begin RECORD LIST

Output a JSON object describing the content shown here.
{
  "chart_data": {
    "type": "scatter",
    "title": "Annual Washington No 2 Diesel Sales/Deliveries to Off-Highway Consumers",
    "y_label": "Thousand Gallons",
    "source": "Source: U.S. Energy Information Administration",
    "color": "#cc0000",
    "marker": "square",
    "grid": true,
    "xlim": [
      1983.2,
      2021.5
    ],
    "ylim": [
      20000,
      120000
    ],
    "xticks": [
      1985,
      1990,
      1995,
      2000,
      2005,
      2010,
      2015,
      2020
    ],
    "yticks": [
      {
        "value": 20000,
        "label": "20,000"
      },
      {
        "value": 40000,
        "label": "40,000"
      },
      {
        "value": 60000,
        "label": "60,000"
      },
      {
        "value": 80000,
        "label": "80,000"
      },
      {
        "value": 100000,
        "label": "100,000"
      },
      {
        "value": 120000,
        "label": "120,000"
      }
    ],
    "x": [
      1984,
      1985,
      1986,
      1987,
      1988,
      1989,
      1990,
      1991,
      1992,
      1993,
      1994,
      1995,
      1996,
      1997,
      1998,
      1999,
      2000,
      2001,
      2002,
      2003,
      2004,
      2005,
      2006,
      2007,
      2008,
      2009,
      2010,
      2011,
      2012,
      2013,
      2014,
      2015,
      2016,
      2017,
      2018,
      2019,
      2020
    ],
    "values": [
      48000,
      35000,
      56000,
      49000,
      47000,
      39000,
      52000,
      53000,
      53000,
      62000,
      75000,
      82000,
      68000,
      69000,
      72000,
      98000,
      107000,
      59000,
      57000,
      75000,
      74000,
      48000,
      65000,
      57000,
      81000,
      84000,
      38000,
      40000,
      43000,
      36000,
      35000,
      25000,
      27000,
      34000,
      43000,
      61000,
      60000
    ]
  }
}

end RECORD LIST

Retype the listing above in full, with no alterations.

• ANSWER
Output a JSON object describing the content shown here.
{
  "chart_data": {
    "type": "scatter",
    "title": "Annual Washington No 2 Diesel Sales/Deliveries to Off-Highway Consumers",
    "y_label": "Thousand Gallons",
    "source": "Source: U.S. Energy Information Administration",
    "color": "#cc0000",
    "marker": "square",
    "grid": true,
    "xlim": [
      1983.2,
      2021.5
    ],
    "ylim": [
      20000,
      120000
    ],
    "xticks": [
      1985,
      1990,
      1995,
      2000,
      2005,
      2010,
      2015,
      2020
    ],
    "yticks": [
      {
        "value": 20000,
        "label": "20,000"
      },
      {
        "value": 40000,
        "label": "40,000"
      },
      {
        "value": 60000,
        "label": "60,000"
      },
      {
        "value": 80000,
        "label": "80,000"
      },
      {
        "value": 100000,
        "label": "100,000"
      },
      {
        "value": 120000,
        "label": "120,000"
      }
    ],
    "x": [
      1984,
      1985,
      1986,
      1987,
      1988,
      1989,
      1990,
      1991,
      1992,
      1993,
      1994,
      1995,
      1996,
      1997,
      1998,
      1999,
      2000,
      2001,
      2002,
      2003,
      2004,
      2005,
      2006,
      2007,
      2008,
      2009,
      2010,
      2011,
      2012,
      2013,
      2014,
      2015,
      2016,
      2017,
      2018,
      2019,
      2020
    ],
    "values": [
      48000,
      35000,
      56000,
      49000,
      47000,
      39000,
      52000,
      53000,
      53000,
      62000,
      75000,
      82000,
      68000,
      69000,
      72000,
      98000,
      107000,
      59000,
      57000,
      75000,
      74000,
      48000,
      65000,
      57000,
      81000,
      84000,
      38000,
      40000,
      43000,
      36000,
      35000,
      25000,
      27000,
      34000,
      43000,
      61000,
      60000
    ]
  }
}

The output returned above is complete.